## Request:
Go through the material and pull out every line with the string "time" in it.
── Listed records
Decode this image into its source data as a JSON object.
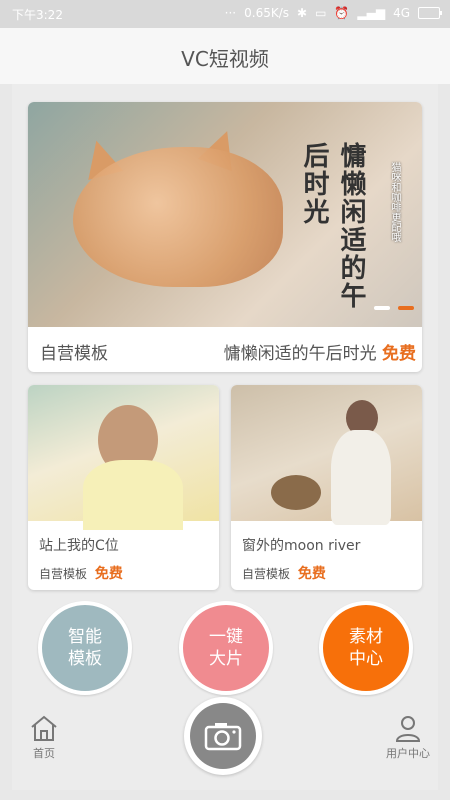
{
  "status": {
    "time": "下午3:22",
    "speed": "0.65K/s",
    "network": "4G"
  },
  "appbar": {
    "title": "VC短视频"
  },
  "hero": {
    "image_text": "慵懒闲适的午后时光",
    "image_subtext": "猫咪和咖啡更配哦",
    "left_label": "自营模板",
    "right_label": "慵懒闲适的午后时光",
    "price": "免费"
  },
  "cards": [
    {
      "title": "站上我的C位",
      "meta": "自营模板",
      "price": "免费"
    },
    {
      "title": "窗外的moon river",
      "meta": "自营模板",
      "price": "免费"
    }
  ],
  "actions": [
    {
      "line1": "智能",
      "line2": "模板",
      "color": "#9fb9bf"
    },
    {
      "line1": "一键",
      "line2": "大片",
      "color": "#f08b90"
    },
    {
      "line1": "素材",
      "line2": "中心",
      "color": "#f7700a"
    }
  ],
  "nav": {
    "home": "首页",
    "user": "用户中心"
  }
}
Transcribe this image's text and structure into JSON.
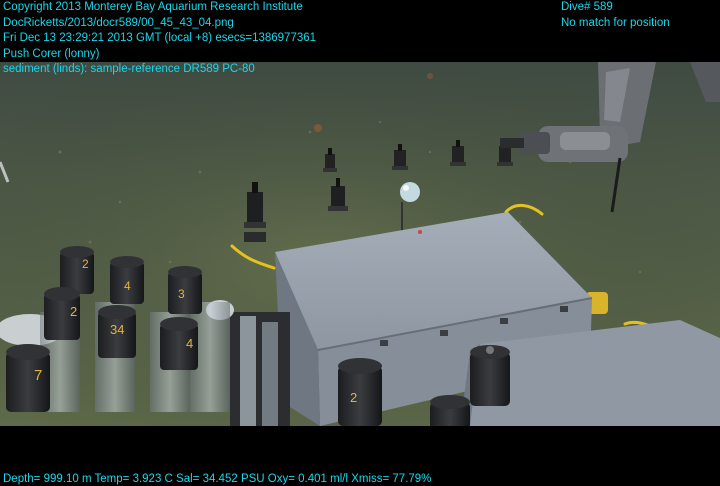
{
  "overlay": {
    "header_lines": [
      "Copyright 2013 Monterey Bay Aquarium Research Institute",
      "DocRicketts/2013/docr589/00_45_43_04.png",
      "Fri Dec 13 23:29:21 2013 GMT (local +8)  esecs=1386977361",
      "Push Corer (lonny)",
      "sediment (linds): sample-reference DR589 PC-80"
    ],
    "dive": "Dive# 589",
    "position": "No match for position",
    "footer": "Depth= 999.10 m  Temp= 3.923 C  Sal= 34.452 PSU  Oxy= 0.401 ml/l  Xmiss= 77.79%"
  },
  "colors": {
    "overlay_text": "#19d7ea",
    "water": "#3b4a3f",
    "seafloor": "#5a6547",
    "box_gray": "#9aa3ad"
  },
  "scene": {
    "core_labels": [
      "2",
      "4",
      "3",
      "34",
      "2",
      "4",
      "7",
      "2"
    ]
  }
}
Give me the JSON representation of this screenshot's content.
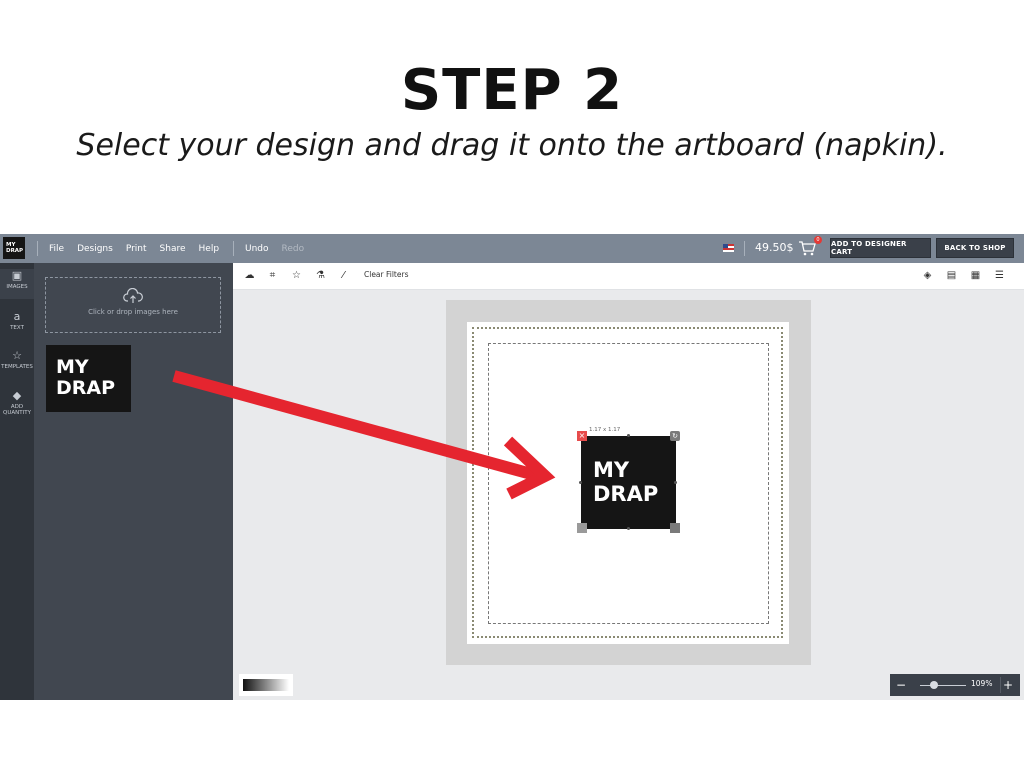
{
  "header": {
    "title": "STEP 2",
    "subtitle": "Select your design and drag it onto the artboard (napkin)."
  },
  "app": {
    "logo": {
      "line1": "MY",
      "line2": "DRAP"
    },
    "menu": [
      "File",
      "Designs",
      "Print",
      "Share",
      "Help"
    ],
    "undo": "Undo",
    "redo": "Redo",
    "price": "49.50$",
    "cart_count": "0",
    "add_to_cart": "ADD TO DESIGNER CART",
    "back_to_shop": "BACK TO SHOP",
    "sidebar": [
      {
        "label": "IMAGES",
        "icon": "image-icon"
      },
      {
        "label": "TEXT",
        "icon": "text-icon"
      },
      {
        "label": "TEMPLATES",
        "icon": "star-icon"
      },
      {
        "label": "ADD QUANTITY",
        "icon": "box-icon"
      }
    ],
    "upload_text": "Click or drop images here",
    "thumbnail": {
      "line1": "MY",
      "line2": "DRAP"
    },
    "toolbar": {
      "clear_filters": "Clear Filters"
    },
    "design": {
      "size_label": "1.17 x 1.17",
      "line1": "MY",
      "line2": "DRAP"
    },
    "zoom": {
      "minus": "−",
      "level": "109%",
      "plus": "+"
    }
  },
  "colors": {
    "topbar": "#7c8795",
    "panel": "#414750",
    "arrow": "#e5252f"
  }
}
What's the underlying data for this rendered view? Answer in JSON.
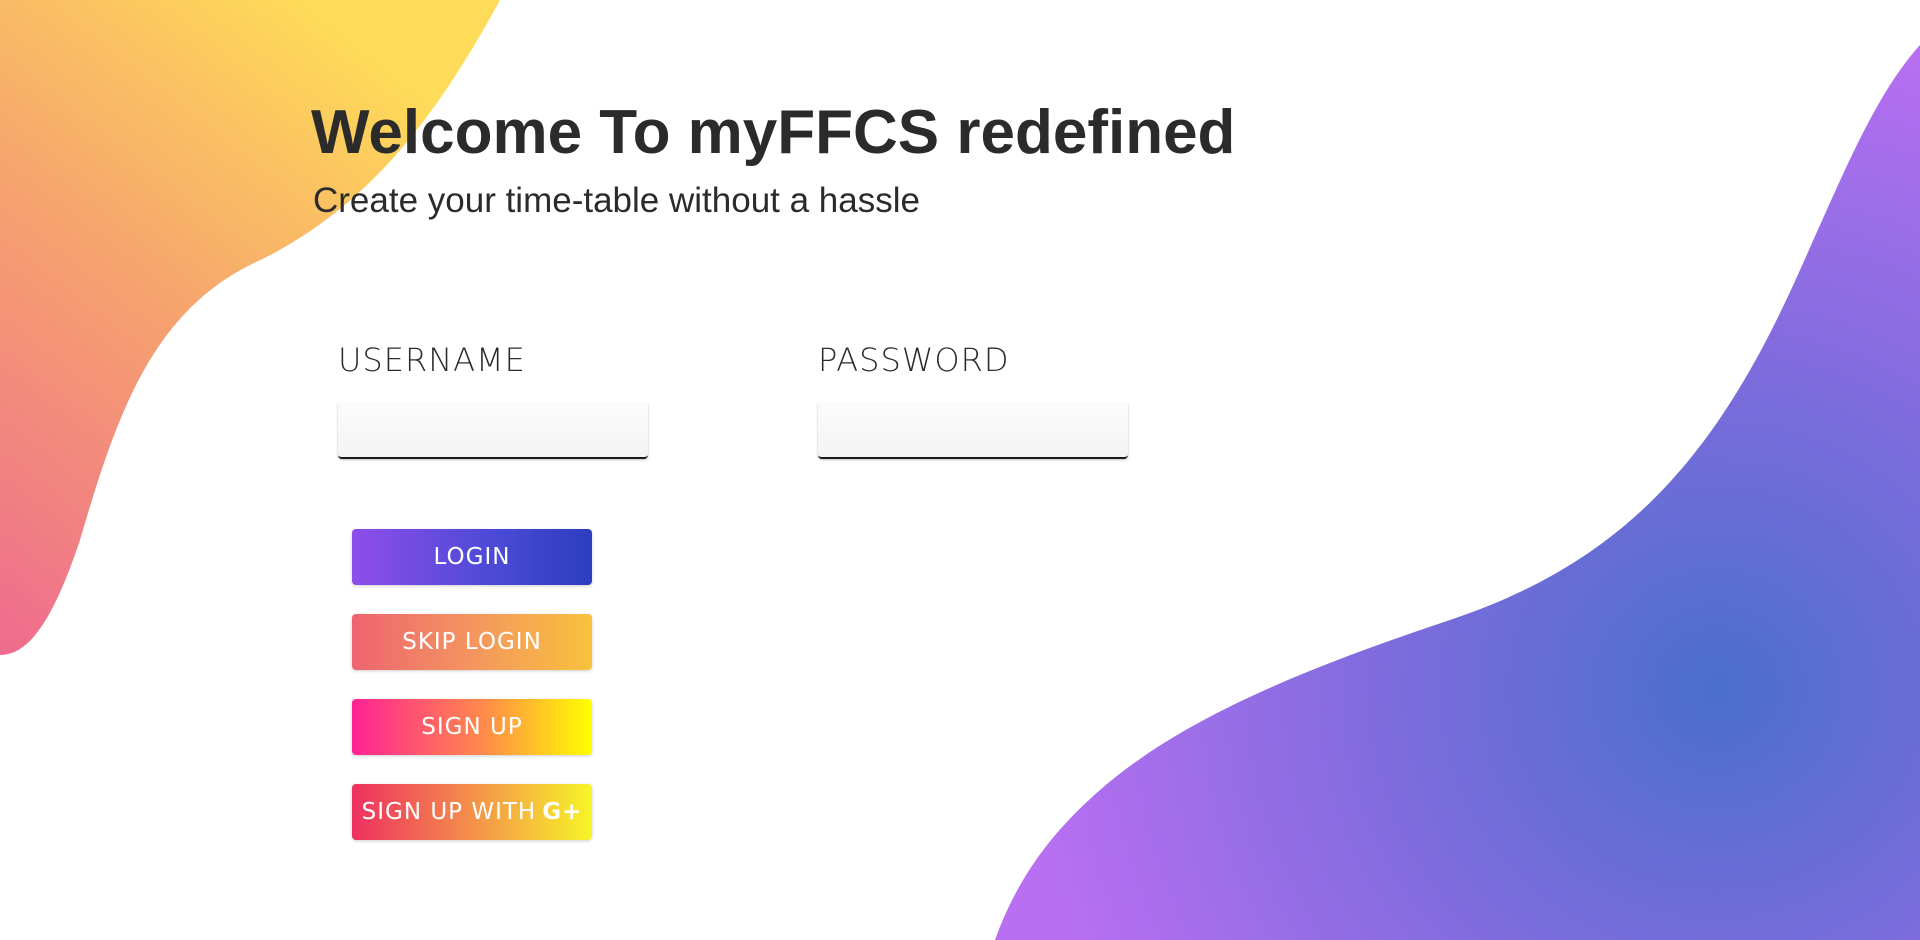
{
  "header": {
    "title": "Welcome To myFFCS redefined",
    "subtitle": "Create your time-table without a hassle"
  },
  "form": {
    "username_label": "USERNAME",
    "username_value": "",
    "password_label": "PASSWORD",
    "password_value": ""
  },
  "buttons": {
    "login": "LOGIN",
    "skip_login": "SKIP LOGIN",
    "sign_up": "SIGN UP",
    "sign_up_google": "SIGN UP WITH",
    "google_icon_glyph": "G+"
  },
  "colors": {
    "text": "#2b2b2b",
    "blob_left_top": "#fdd65a",
    "blob_left_bottom": "#ef6b8c",
    "blob_right_start": "#b36ef0",
    "blob_right_end": "#4a6fd0"
  },
  "icons": {
    "google_plus": "google-plus-icon"
  }
}
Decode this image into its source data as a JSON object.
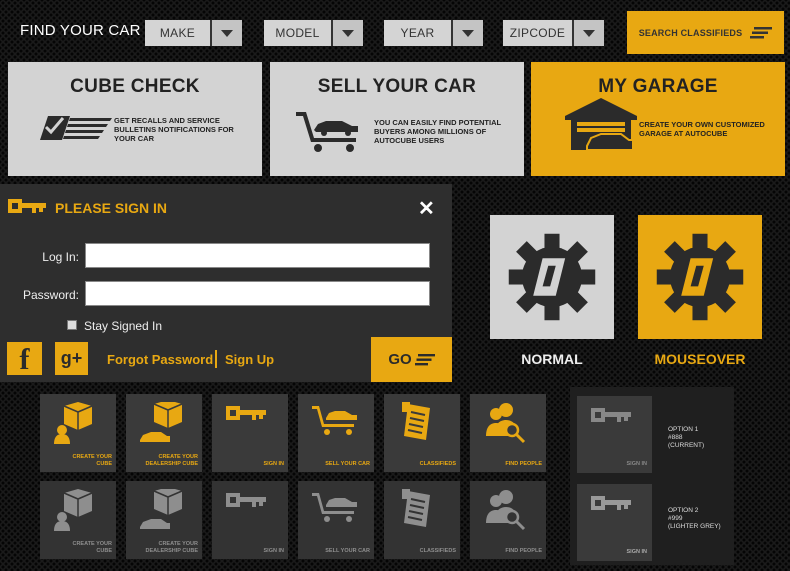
{
  "topbar": {
    "title": "FIND YOUR CAR",
    "dropdowns": [
      {
        "label": "MAKE"
      },
      {
        "label": "MODEL"
      },
      {
        "label": "YEAR"
      },
      {
        "label": "ZIPCODE"
      }
    ],
    "search_label": "SEARCH CLASSIFIEDS"
  },
  "features": [
    {
      "title": "CUBE CHECK",
      "desc": "GET RECALLS AND SERVICE BULLETINS NOTIFICATIONS FOR YOUR CAR",
      "icon": "checklist-icon",
      "active": false
    },
    {
      "title": "SELL YOUR CAR",
      "desc": "YOU CAN EASILY FIND POTENTIAL BUYERS AMONG MILLIONS OF AUTOCUBE USERS",
      "icon": "cart-car-icon",
      "active": false
    },
    {
      "title": "MY GARAGE",
      "desc": "CREATE YOUR OWN CUSTOMIZED GARAGE AT AUTOCUBE",
      "icon": "garage-icon",
      "active": true
    }
  ],
  "signin": {
    "title": "PLEASE SIGN IN",
    "login_label": "Log In:",
    "password_label": "Password:",
    "login_value": "",
    "password_value": "",
    "stay_label": "Stay Signed In",
    "forgot_label": "Forgot Password",
    "signup_label": "Sign Up",
    "go_label": "GO",
    "facebook_glyph": "f",
    "googleplus_glyph": "g+"
  },
  "states": [
    {
      "label": "NORMAL",
      "bg": "#d3d3d3"
    },
    {
      "label": "MOUSEOVER",
      "bg": "#e8a812"
    }
  ],
  "tiles_active": [
    {
      "label": "CREATE YOUR CUBE",
      "icon": "cube-user-icon"
    },
    {
      "label": "CREATE YOUR DEALERSHIP CUBE",
      "icon": "cube-car-icon"
    },
    {
      "label": "SIGN IN",
      "icon": "key-icon"
    },
    {
      "label": "SELL YOUR CAR",
      "icon": "cart-car-icon"
    },
    {
      "label": "CLASSIFIEDS",
      "icon": "classifieds-icon"
    },
    {
      "label": "FIND PEOPLE",
      "icon": "people-search-icon"
    }
  ],
  "tiles_inactive": [
    {
      "label": "CREATE YOUR CUBE",
      "icon": "cube-user-icon"
    },
    {
      "label": "CREATE YOUR DEALERSHIP CUBE",
      "icon": "cube-car-icon"
    },
    {
      "label": "SIGN IN",
      "icon": "key-icon"
    },
    {
      "label": "SELL YOUR CAR",
      "icon": "cart-car-icon"
    },
    {
      "label": "CLASSIFIEDS",
      "icon": "classifieds-icon"
    },
    {
      "label": "FIND PEOPLE",
      "icon": "people-search-icon"
    }
  ],
  "options": [
    {
      "tile_label": "SIGN IN",
      "line1": "OPTION 1",
      "line2": "#888",
      "line3": "(CURRENT)",
      "bg": "#888888"
    },
    {
      "tile_label": "SIGN IN",
      "line1": "OPTION 2",
      "line2": "#999",
      "line3": "(LIGHTER GREY)",
      "bg": "#999999"
    }
  ],
  "colors": {
    "accent": "#e8a812",
    "panel": "#2e2e2e",
    "light": "#d3d3d3"
  }
}
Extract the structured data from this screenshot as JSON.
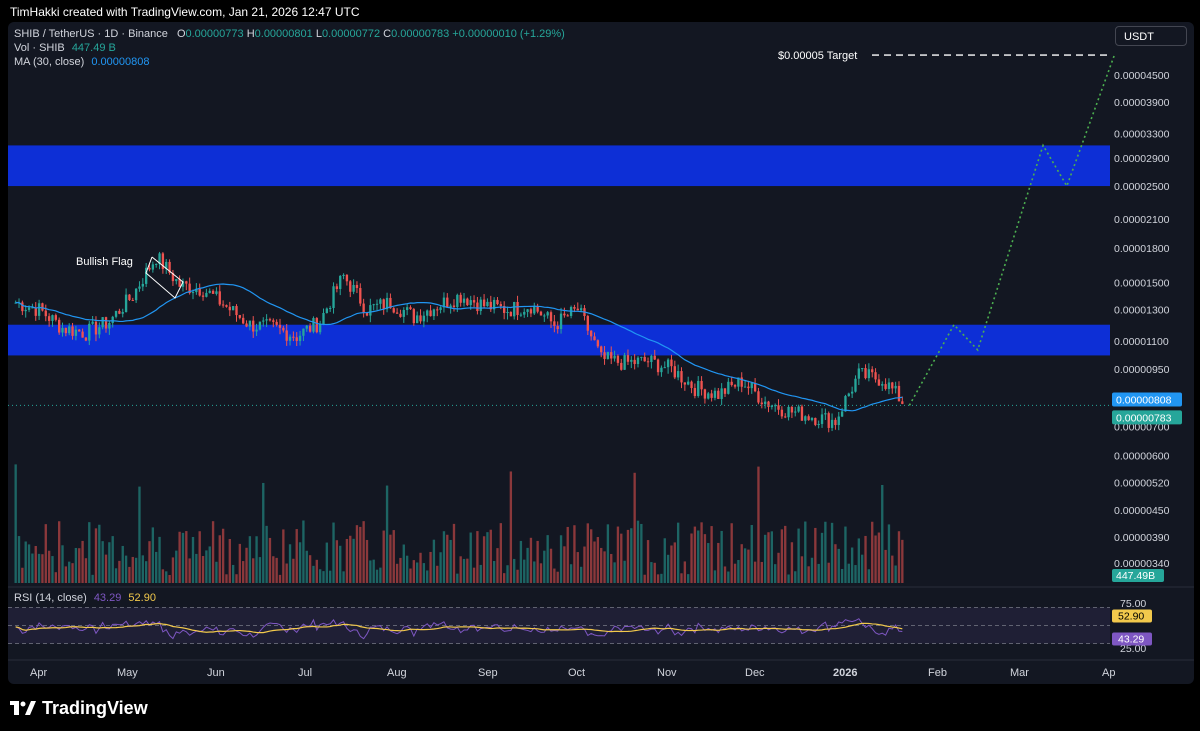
{
  "header": {
    "attribution": "TimHakki created with TradingView.com, Jan 21, 2026 12:47 UTC"
  },
  "legend": {
    "symbol": "SHIB / TetherUS · 1D · Binance",
    "o_label": "O",
    "o": "0.00000773",
    "h_label": "H",
    "h": "0.00000801",
    "l_label": "L",
    "l": "0.00000772",
    "c_label": "C",
    "c": "0.00000783",
    "change": "+0.00000010 (+1.29%)",
    "vol_label": "Vol · SHIB",
    "vol": "447.49 B",
    "ma_label": "MA (30, close)",
    "ma": "0.00000808",
    "rsi_label": "RSI (14, close)",
    "rsi": "43.29",
    "rsi_ma": "52.90"
  },
  "currency_button": "USDT",
  "branding": "TradingView",
  "annotations": {
    "flag": "Bullish Flag",
    "target": "$0.00005 Target"
  },
  "colors": {
    "up": "#26a69a",
    "down": "#ef5350",
    "ma": "#2196f3",
    "zone": "#0d2fd6",
    "rsi": "#7e57c2",
    "rsi_ma": "#f2c94c",
    "projection": "#4caf50"
  },
  "chart_data": [
    {
      "type": "candlestick",
      "y_ticks": [
        "0.00004500",
        "0.00003900",
        "0.00003300",
        "0.00002900",
        "0.00002500",
        "0.00002100",
        "0.00001800",
        "0.00001500",
        "0.00001300",
        "0.00001100",
        "0.00000950",
        "0.00000700",
        "0.00000600",
        "0.00000520",
        "0.00000450",
        "0.00000390",
        "0.00000340"
      ],
      "y_scale": "log",
      "x_ticks": [
        "Apr",
        "May",
        "Jun",
        "Jul",
        "Aug",
        "Sep",
        "Oct",
        "Nov",
        "Dec",
        "2026",
        "Feb",
        "Mar",
        "Ap"
      ],
      "price_labels": {
        "ma": "0.00000808",
        "last": "0.00000783",
        "volume": "447.49B"
      },
      "zones": [
        {
          "from": 2.5e-05,
          "to": 3.1e-05
        },
        {
          "from": 1.02e-05,
          "to": 1.2e-05
        }
      ],
      "projection_path": [
        {
          "date": "2026-01-22",
          "value": 7.83e-06
        },
        {
          "date": "2026-02-06",
          "value": 1.2e-05
        },
        {
          "date": "2026-02-14",
          "value": 1.05e-05
        },
        {
          "date": "2026-03-08",
          "value": 3.1e-05
        },
        {
          "date": "2026-03-16",
          "value": 2.5e-05
        },
        {
          "date": "2026-04-01",
          "value": 5e-05
        }
      ],
      "target_value": 5e-05,
      "ohlc_weekly_close": [
        1.35e-05,
        1.3e-05,
        1.18e-05,
        1.15e-05,
        1.22e-05,
        1.4e-05,
        1.72e-05,
        1.48e-05,
        1.45e-05,
        1.32e-05,
        1.2e-05,
        1.18e-05,
        1.13e-05,
        1.22e-05,
        1.55e-05,
        1.3e-05,
        1.35e-05,
        1.25e-05,
        1.33e-05,
        1.4e-05,
        1.33e-05,
        1.3e-05,
        1.33e-05,
        1.2e-05,
        1.3e-05,
        1e-05,
        9.8e-06,
        9.9e-06,
        9.5e-06,
        8.6e-06,
        8.3e-06,
        8.9e-06,
        8e-06,
        7.6e-06,
        7.4e-06,
        7.2e-06,
        9.2e-06,
        9e-06,
        7.83e-06
      ]
    },
    {
      "type": "line",
      "name": "RSI (14, close)",
      "y_ticks": [
        "75.00",
        "25.00"
      ],
      "last": {
        "rsi": "43.29",
        "ma": "52.90"
      }
    }
  ]
}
────
## Solution for this task:
    "time": "下午3:22",
    "subtitle": "Create your time-table without a hassle"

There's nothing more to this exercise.